» YOUR INSTRUCTIONS:
Answer these questions using the cruise director article below, numbering your answers the same way.
1. How long has Jo Boase worked for Saga?
2. Where did Jo meet her husband-to-be?
3. What four kinds of evening entertainment does Jo list as ways she mixes things up?

» EXERCISE TEXT:
Content starts

A day in the life of a cruise director

Ben Gibson

Saga cruise director, Jo Boase, talks to us about life on-board and how there's never a dull moment on a cruise ship.



From planning and supervising the on-board entertainment, to hosting social events and even performing, there’s never a dull moment for Jo Boase, one of Saga’s Cruise Directors. She took five minutes out of her busy schedule to talk to writer Ben Gibson…

“The fact that our ships are small means that I really get to know the guests and hopefully instil an atmosphere to have fun!” says Jo, who has worked on every Saga cruise ship in her 12+ years with the company. “I have so many amazing memories of cruising the world with Saga, not least meeting my husband-to-be outside the Grill Restaurant on Saga Sapphire!”

With everyone on board wanting different styles of entertainment, how does she keep everyone happy? “Well obviously that’s not always possible” Jo laughs. “Everyone has their own taste and as I always say, if we only offered guests one option for their main course each evening, it wouldn’t always be to their taste. So I like to mix things up – one night might be a classical concert, the next a musical show, or perhaps even a comedian or pop group. We try to always appeal to a wide range of tastes, bringing in new acts as well as favourites that are popular with previous guests.”

Content ends

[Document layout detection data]
Content starts

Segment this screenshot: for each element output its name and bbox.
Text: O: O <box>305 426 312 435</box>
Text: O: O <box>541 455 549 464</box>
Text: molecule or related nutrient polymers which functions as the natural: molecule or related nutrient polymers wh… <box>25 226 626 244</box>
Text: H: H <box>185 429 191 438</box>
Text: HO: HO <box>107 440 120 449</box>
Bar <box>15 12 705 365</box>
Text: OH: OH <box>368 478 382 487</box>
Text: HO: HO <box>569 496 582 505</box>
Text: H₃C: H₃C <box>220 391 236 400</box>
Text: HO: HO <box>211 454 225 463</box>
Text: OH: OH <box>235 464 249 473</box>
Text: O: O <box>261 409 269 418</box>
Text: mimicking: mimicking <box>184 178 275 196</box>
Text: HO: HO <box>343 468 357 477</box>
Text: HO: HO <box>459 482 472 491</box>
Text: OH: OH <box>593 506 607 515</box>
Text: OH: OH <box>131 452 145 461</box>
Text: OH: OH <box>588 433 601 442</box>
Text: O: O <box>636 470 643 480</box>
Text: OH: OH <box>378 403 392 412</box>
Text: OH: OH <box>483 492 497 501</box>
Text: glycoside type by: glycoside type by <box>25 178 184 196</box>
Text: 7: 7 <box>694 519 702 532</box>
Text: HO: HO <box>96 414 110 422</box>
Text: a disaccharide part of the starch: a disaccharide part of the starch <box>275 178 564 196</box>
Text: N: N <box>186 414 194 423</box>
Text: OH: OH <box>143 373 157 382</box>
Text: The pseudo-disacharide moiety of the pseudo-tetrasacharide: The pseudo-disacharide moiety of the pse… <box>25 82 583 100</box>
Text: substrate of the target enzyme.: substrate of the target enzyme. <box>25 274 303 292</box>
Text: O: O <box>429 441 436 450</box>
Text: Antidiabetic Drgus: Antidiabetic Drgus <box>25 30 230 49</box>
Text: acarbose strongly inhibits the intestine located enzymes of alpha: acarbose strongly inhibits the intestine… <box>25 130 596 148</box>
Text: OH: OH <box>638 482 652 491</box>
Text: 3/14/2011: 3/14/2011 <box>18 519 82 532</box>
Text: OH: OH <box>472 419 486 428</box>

Content ends

» RESULT:
1. More than 12 years.
2. Outside the Grill Restaurant on Saga Sapphire.
3. A classical concert, a musical show, a comedian, or a pop group.